Excerpt from a dataset:
• • • • • • •

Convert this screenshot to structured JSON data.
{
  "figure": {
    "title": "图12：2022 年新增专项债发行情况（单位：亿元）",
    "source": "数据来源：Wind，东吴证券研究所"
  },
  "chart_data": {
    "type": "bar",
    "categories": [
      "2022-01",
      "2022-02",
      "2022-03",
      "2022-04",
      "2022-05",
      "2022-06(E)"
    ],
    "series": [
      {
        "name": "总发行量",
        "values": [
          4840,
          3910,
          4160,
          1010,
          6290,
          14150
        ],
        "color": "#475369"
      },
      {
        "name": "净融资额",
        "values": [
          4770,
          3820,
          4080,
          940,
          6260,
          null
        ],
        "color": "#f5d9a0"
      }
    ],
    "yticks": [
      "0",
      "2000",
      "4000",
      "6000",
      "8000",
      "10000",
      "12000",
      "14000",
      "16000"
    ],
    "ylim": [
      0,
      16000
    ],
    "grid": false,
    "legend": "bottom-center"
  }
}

• • • • • • •

STATED PROBLEM:
Set down the listing above in full, please, exactly as it appears.

SOLUTION FOR THIS PROBLEM:
Convert this screenshot to structured JSON data.
{
  "figure": {
    "title": "图12：2022 年新增专项债发行情况（单位：亿元）",
    "source": "数据来源：Wind，东吴证券研究所"
  },
  "chart_data": {
    "type": "bar",
    "categories": [
      "2022-01",
      "2022-02",
      "2022-03",
      "2022-04",
      "2022-05",
      "2022-06(E)"
    ],
    "series": [
      {
        "name": "总发行量",
        "values": [
          4840,
          3910,
          4160,
          1010,
          6290,
          14150
        ],
        "color": "#475369"
      },
      {
        "name": "净融资额",
        "values": [
          4770,
          3820,
          4080,
          940,
          6260,
          null
        ],
        "color": "#f5d9a0"
      }
    ],
    "yticks": [
      "0",
      "2000",
      "4000",
      "6000",
      "8000",
      "10000",
      "12000",
      "14000",
      "16000"
    ],
    "ylim": [
      0,
      16000
    ],
    "grid": false,
    "legend": "bottom-center"
  }
}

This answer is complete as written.